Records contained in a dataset
■ ■ ■

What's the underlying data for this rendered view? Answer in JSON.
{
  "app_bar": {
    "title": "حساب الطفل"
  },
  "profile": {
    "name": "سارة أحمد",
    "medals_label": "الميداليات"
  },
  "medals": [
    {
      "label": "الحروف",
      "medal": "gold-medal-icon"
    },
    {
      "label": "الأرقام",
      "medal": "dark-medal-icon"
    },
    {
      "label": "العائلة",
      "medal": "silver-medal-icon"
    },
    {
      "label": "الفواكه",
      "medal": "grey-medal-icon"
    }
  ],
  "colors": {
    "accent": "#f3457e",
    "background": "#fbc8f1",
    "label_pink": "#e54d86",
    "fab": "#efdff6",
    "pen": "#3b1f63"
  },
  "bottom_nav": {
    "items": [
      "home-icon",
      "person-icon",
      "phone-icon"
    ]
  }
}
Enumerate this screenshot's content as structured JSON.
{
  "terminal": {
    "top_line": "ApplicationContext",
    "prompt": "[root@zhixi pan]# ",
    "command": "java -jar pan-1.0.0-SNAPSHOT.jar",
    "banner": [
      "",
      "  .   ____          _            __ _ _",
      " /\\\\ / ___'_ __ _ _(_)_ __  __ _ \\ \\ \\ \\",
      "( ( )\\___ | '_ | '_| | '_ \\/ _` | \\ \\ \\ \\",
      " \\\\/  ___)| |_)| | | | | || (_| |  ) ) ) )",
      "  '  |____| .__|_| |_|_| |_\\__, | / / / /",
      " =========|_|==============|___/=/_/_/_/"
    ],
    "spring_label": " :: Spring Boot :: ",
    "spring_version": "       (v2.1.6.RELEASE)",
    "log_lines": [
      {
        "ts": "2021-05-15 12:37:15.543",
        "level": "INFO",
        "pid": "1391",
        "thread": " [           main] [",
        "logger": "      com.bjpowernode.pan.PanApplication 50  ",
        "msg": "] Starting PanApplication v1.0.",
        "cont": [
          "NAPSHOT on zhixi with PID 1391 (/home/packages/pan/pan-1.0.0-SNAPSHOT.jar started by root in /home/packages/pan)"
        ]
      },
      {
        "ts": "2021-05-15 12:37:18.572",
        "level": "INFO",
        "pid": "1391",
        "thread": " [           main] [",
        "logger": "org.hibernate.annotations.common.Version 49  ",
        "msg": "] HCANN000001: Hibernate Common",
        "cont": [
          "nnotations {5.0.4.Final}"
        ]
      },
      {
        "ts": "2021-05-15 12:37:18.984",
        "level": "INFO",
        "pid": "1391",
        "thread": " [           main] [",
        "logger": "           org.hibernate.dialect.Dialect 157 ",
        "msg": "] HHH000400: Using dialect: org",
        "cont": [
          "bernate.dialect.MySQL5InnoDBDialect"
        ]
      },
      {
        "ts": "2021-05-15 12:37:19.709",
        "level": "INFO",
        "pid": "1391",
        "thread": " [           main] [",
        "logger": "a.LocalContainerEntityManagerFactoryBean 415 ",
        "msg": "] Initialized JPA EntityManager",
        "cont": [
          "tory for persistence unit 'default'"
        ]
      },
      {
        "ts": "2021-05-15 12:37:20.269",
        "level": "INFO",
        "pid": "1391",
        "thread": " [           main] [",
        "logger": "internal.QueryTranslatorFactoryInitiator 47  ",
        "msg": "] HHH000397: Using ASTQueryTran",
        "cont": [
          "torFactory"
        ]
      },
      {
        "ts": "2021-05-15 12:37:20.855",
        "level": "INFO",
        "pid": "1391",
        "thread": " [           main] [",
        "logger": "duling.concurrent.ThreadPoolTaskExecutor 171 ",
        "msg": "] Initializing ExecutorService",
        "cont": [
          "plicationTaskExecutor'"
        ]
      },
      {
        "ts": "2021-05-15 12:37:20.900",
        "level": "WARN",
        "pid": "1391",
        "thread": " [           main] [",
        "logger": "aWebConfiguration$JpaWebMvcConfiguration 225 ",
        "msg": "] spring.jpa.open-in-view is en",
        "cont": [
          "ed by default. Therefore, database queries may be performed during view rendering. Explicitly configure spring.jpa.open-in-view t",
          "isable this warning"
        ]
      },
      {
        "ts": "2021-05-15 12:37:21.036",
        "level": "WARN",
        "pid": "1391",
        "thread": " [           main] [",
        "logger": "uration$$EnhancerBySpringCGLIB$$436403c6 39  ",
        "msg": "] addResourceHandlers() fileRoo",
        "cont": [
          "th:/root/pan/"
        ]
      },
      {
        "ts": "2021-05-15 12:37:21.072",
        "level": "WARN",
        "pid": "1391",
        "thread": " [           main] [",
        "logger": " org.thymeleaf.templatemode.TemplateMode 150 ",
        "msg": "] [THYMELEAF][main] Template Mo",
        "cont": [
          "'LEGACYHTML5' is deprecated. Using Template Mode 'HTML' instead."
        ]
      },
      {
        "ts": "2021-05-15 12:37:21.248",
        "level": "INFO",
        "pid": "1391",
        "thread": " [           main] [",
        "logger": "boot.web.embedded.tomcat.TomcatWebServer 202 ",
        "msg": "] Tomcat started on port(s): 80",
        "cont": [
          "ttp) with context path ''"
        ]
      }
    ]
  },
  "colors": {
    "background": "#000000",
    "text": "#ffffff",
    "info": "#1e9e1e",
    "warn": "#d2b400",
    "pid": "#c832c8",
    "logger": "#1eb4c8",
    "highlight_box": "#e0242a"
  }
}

■ ■ ■

Using the entries above, tally how many lines have the word "zhixi" in them; write the number and nothing more.

**Solution to the exercise:** 2